[BEGIN]
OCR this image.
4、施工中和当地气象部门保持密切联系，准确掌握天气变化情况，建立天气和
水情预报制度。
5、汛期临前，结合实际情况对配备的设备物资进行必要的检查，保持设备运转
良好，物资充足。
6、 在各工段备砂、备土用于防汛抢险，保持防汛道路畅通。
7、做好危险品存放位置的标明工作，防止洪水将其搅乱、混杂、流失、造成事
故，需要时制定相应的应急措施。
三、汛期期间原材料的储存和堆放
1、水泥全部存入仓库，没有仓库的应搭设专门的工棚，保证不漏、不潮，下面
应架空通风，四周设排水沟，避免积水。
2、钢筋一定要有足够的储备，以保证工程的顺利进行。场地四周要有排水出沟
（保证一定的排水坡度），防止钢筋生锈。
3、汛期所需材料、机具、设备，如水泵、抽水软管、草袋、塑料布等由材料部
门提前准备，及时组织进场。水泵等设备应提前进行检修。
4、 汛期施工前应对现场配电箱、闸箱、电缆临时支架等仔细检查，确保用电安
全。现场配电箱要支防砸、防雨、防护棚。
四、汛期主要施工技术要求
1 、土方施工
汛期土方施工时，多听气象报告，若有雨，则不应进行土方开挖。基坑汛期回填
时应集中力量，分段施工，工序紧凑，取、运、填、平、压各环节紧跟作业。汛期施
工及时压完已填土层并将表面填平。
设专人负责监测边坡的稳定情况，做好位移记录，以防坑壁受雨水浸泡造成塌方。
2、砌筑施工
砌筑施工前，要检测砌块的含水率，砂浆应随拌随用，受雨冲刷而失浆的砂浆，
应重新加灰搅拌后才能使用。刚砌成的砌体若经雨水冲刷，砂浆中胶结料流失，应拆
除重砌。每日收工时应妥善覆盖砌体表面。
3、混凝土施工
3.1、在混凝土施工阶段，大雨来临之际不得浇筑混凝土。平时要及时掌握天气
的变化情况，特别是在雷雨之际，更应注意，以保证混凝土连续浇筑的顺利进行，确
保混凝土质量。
[END]
DESCRIPTION OF THE TASK. Repeat the lines above exactly.

WRITTEN SOLUTION.
OCR this image.
4、施工中和当地气象部门保持密切联系，准确掌握天气变化情况，建立天气和
水情预报制度。
5、汛期临前，结合实际情况对配备的设备物资进行必要的检查，保持设备运转
良好，物资充足。
6、 在各工段备砂、备土用于防汛抢险，保持防汛道路畅通。
7、做好危险品存放位置的标明工作，防止洪水将其搅乱、混杂、流失、造成事
故，需要时制定相应的应急措施。
三、汛期期间原材料的储存和堆放
1、水泥全部存入仓库，没有仓库的应搭设专门的工棚，保证不漏、不潮，下面
应架空通风，四周设排水沟，避免积水。
2、钢筋一定要有足够的储备，以保证工程的顺利进行。场地四周要有排水出沟
（保证一定的排水坡度），防止钢筋生锈。
3、汛期所需材料、机具、设备，如水泵、抽水软管、草袋、塑料布等由材料部
门提前准备，及时组织进场。水泵等设备应提前进行检修。
4、 汛期施工前应对现场配电箱、闸箱、电缆临时支架等仔细检查，确保用电安
全。现场配电箱要支防砸、防雨、防护棚。
四、汛期主要施工技术要求
1 、土方施工
汛期土方施工时，多听气象报告，若有雨，则不应进行土方开挖。基坑汛期回填
时应集中力量，分段施工，工序紧凑，取、运、填、平、压各环节紧跟作业。汛期施
工及时压完已填土层并将表面填平。
设专人负责监测边坡的稳定情况，做好位移记录，以防坑壁受雨水浸泡造成塌方。
2、砌筑施工
砌筑施工前，要检测砌块的含水率，砂浆应随拌随用，受雨冲刷而失浆的砂浆，
应重新加灰搅拌后才能使用。刚砌成的砌体若经雨水冲刷，砂浆中胶结料流失，应拆
除重砌。每日收工时应妥善覆盖砌体表面。
3、混凝土施工
3.1、在混凝土施工阶段，大雨来临之际不得浇筑混凝土。平时要及时掌握天气
的变化情况，特别是在雷雨之际，更应注意，以保证混凝土连续浇筑的顺利进行，确
保混凝土质量。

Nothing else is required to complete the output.